▸ Problem
Please output the records below in full, exactly as given, but without the images.

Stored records
═══
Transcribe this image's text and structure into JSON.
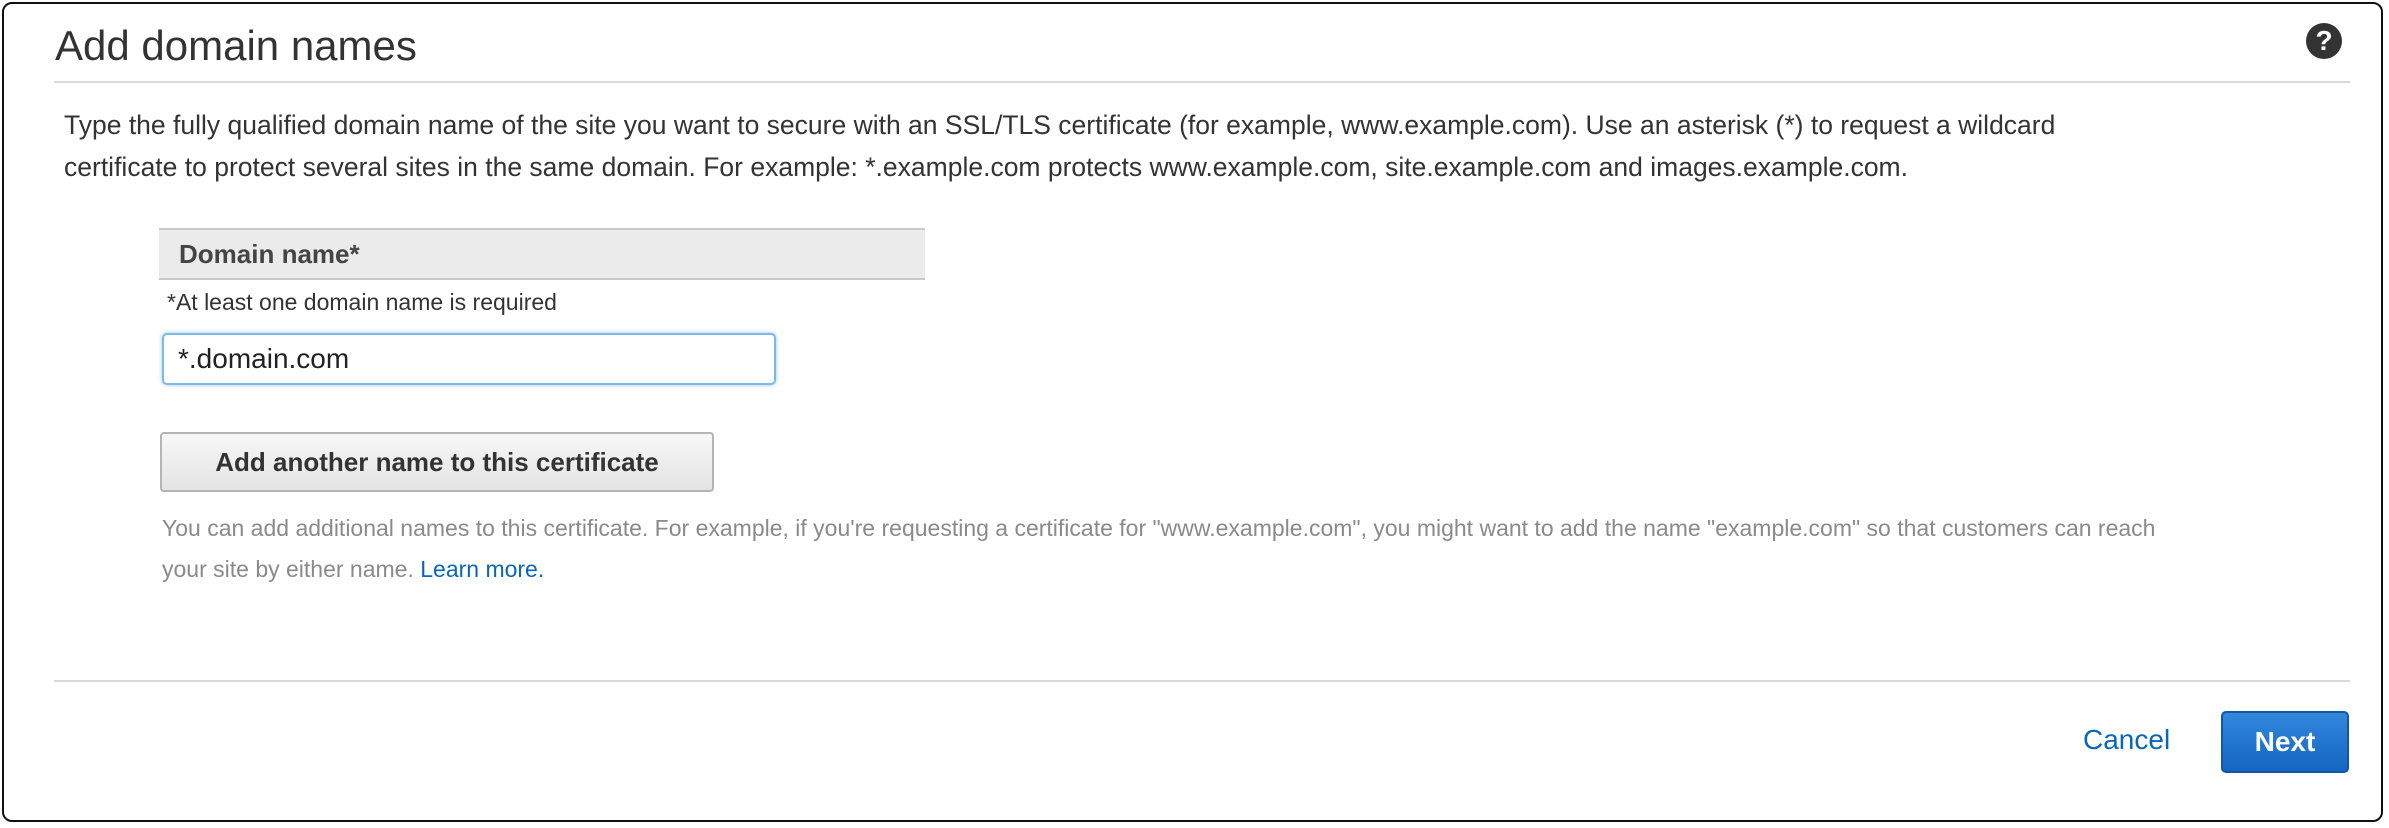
{
  "header": {
    "title": "Add domain names",
    "help_icon": "question-circle-icon",
    "help_glyph": "?"
  },
  "description": {
    "line1": "Type the fully qualified domain name of the site you want to secure with an SSL/TLS certificate (for example, www.example.com). Use an asterisk (*) to request a wildcard",
    "line2": "certificate to protect several sites in the same domain. For example: *.example.com protects www.example.com, site.example.com and images.example.com."
  },
  "domain_section": {
    "column_header": "Domain name*",
    "required_note": "*At least one domain name is required",
    "input_value": "*.domain.com"
  },
  "add_button_label": "Add another name to this certificate",
  "help_text": {
    "line1": "You can add additional names to this certificate. For example, if you're requesting a certificate for \"www.example.com\", you might want to add the name \"example.com\" so that customers can reach",
    "line2_prefix": "your site by either name.",
    "learn_more": "Learn more."
  },
  "footer": {
    "cancel_label": "Cancel",
    "next_label": "Next"
  },
  "colors": {
    "accent": "#1466c2",
    "link": "#0a66b8",
    "divider": "#d9d9d9",
    "muted_text": "#8a8a8a"
  }
}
═══
▸ Written response
Transcribe this image's text and structure into JSON.
{
  "header": {
    "title": "Add domain names",
    "help_icon": "question-circle-icon",
    "help_glyph": "?"
  },
  "description": {
    "line1": "Type the fully qualified domain name of the site you want to secure with an SSL/TLS certificate (for example, www.example.com). Use an asterisk (*) to request a wildcard",
    "line2": "certificate to protect several sites in the same domain. For example: *.example.com protects www.example.com, site.example.com and images.example.com."
  },
  "domain_section": {
    "column_header": "Domain name*",
    "required_note": "*At least one domain name is required",
    "input_value": "*.domain.com"
  },
  "add_button_label": "Add another name to this certificate",
  "help_text": {
    "line1": "You can add additional names to this certificate. For example, if you're requesting a certificate for \"www.example.com\", you might want to add the name \"example.com\" so that customers can reach",
    "line2_prefix": "your site by either name.",
    "learn_more": "Learn more."
  },
  "footer": {
    "cancel_label": "Cancel",
    "next_label": "Next"
  },
  "colors": {
    "accent": "#1466c2",
    "link": "#0a66b8",
    "divider": "#d9d9d9",
    "muted_text": "#8a8a8a"
  }
}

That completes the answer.